* Begin Input records *

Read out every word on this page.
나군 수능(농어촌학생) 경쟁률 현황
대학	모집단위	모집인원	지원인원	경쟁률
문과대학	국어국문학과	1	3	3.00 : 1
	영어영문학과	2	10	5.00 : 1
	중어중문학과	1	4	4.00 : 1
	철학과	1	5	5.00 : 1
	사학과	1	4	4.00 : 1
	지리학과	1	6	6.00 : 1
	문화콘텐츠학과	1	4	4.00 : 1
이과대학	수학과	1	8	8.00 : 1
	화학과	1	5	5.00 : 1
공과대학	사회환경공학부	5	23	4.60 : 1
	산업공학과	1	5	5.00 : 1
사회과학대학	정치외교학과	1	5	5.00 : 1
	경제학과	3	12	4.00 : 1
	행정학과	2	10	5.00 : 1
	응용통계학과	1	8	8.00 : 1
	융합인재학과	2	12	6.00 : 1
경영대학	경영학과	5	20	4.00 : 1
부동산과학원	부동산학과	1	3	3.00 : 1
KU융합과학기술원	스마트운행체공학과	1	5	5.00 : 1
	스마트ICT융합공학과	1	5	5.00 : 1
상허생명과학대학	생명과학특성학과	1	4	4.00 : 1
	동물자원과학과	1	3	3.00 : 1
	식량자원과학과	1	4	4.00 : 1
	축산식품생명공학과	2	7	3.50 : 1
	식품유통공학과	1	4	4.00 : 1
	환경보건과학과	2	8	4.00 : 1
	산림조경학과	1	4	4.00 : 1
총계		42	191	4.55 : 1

* End Input records *

_Challenge:_ Exactly as written above, please repeat the entries.

_Result of this exercise:_
Read out every word on this page.
나군 수능(농어촌학생) 경쟁률 현황
대학	모집단위	모집인원	지원인원	경쟁률
문과대학	국어국문학과	1	3	3.00 : 1
	영어영문학과	2	10	5.00 : 1
	중어중문학과	1	4	4.00 : 1
	철학과	1	5	5.00 : 1
	사학과	1	4	4.00 : 1
	지리학과	1	6	6.00 : 1
	문화콘텐츠학과	1	4	4.00 : 1
이과대학	수학과	1	8	8.00 : 1
	화학과	1	5	5.00 : 1
공과대학	사회환경공학부	5	23	4.60 : 1
	산업공학과	1	5	5.00 : 1
사회과학대학	정치외교학과	1	5	5.00 : 1
	경제학과	3	12	4.00 : 1
	행정학과	2	10	5.00 : 1
	응용통계학과	1	8	8.00 : 1
	융합인재학과	2	12	6.00 : 1
경영대학	경영학과	5	20	4.00 : 1
부동산과학원	부동산학과	1	3	3.00 : 1
KU융합과학기술원	스마트운행체공학과	1	5	5.00 : 1
	스마트ICT융합공학과	1	5	5.00 : 1
상허생명과학대학	생명과학특성학과	1	4	4.00 : 1
	동물자원과학과	1	3	3.00 : 1
	식량자원과학과	1	4	4.00 : 1
	축산식품생명공학과	2	7	3.50 : 1
	식품유통공학과	1	4	4.00 : 1
	환경보건과학과	2	8	4.00 : 1
	산림조경학과	1	4	4.00 : 1
총계		42	191	4.55 : 1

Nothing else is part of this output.